Start of RECORDS TO PROCESS

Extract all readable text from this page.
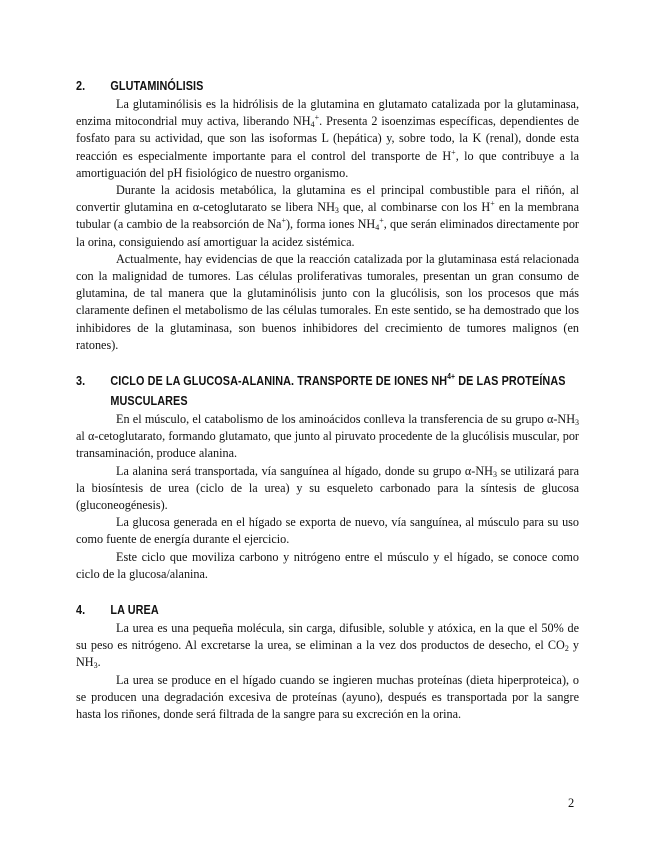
2.	GLUTAMINÓLISIS

La glutaminólisis es la hidrólisis de la glutamina en glutamato catalizada por la glutaminasa, enzima mitocondrial muy activa, liberando $NH_4^+$. Presenta 2 isoenzimas específicas, dependientes de fosfato para su actividad, que son las isoformas L (hepática) y, sobre todo, la K (renal), donde esta reacción es especialmente importante para el control del transporte de H+, lo que contribuye a la amortiguación del pH fisiológico de nuestro organismo.

Durante la acidosis metabólica, la glutamina es el principal combustible para el riñón, al convertir glutamina en α-cetoglutarato se libera $NH_3$ que, al combinarse con los H+ en la membrana tubular (a cambio de la reabsorción de Na+), forma iones $NH_4^+$, que serán eliminados directamente por la orina, consiguiendo así amortiguar la acidez sistémica.

Actualmente, hay evidencias de que la reacción catalizada por la glutaminasa está relacionada con la malignidad de tumores. Las células proliferativas tumorales, presentan un gran consumo de glutamina, de tal manera que la glutaminólisis junto con la glucólisis, son los procesos que más claramente definen el metabolismo de las células tumorales. En este sentido, se ha demostrado que los inhibidores de la glutaminasa, son buenos inhibidores del crecimiento de tumores malignos (en ratones).

3.	CICLO DE LA GLUCOSA-ALANINA. TRANSPORTE DE IONES $NH^{4+}$ DE LAS PROTEÍNAS MUSCULARES

En el músculo, el catabolismo de los aminoácidos conlleva la transferencia de su grupo $\alpha-NH_3$ al α-cetoglutarato, formando glutamato, que junto al piruvato procedente de la glucólisis muscular, por transaminación, produce alanina.

La alanina será transportada, vía sanguínea al hígado, donde su grupo $\alpha-NH_3$ se utilizará para la biosíntesis de urea (ciclo de la urea) y su esqueleto carbonado para la síntesis de glucosa (gluconeogénesis).

La glucosa generada en el hígado se exporta de nuevo, vía sanguínea, al músculo para su uso como fuente de energía durante el ejercicio.

Este ciclo que moviliza carbono y nitrógeno entre el músculo y el hígado, se conoce como ciclo de la glucosa/alanina.

4.	LA UREA

La urea es una pequeña molécula, sin carga, difusible, soluble y atóxica, en la que el 50% de su peso es nitrógeno. Al excretarse la urea, se eliminan a la vez dos productos de desecho, el $CO_2$ y $NH_3$.

La urea se produce en el hígado cuando se ingieren muchas proteínas (dieta hiperproteica), o se producen una degradación excesiva de proteínas (ayuno), después es transportada por la sangre hasta los riñones, donde será filtrada de la sangre para su excreción en la orina.

2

End of RECORDS TO PROCESS

YOUR ASSIGNMENT:
Check each line of the data above for the string "como", and copy the ones that have it.

EXERCISE RESULT:
La glucosa generada en el hígado se exporta de nuevo, vía sanguínea, al músculo para su uso como fuente de energía durante el ejercicio.
Este ciclo que moviliza carbono y nitrógeno entre el músculo y el hígado, se conoce como ciclo de la glucosa/alanina.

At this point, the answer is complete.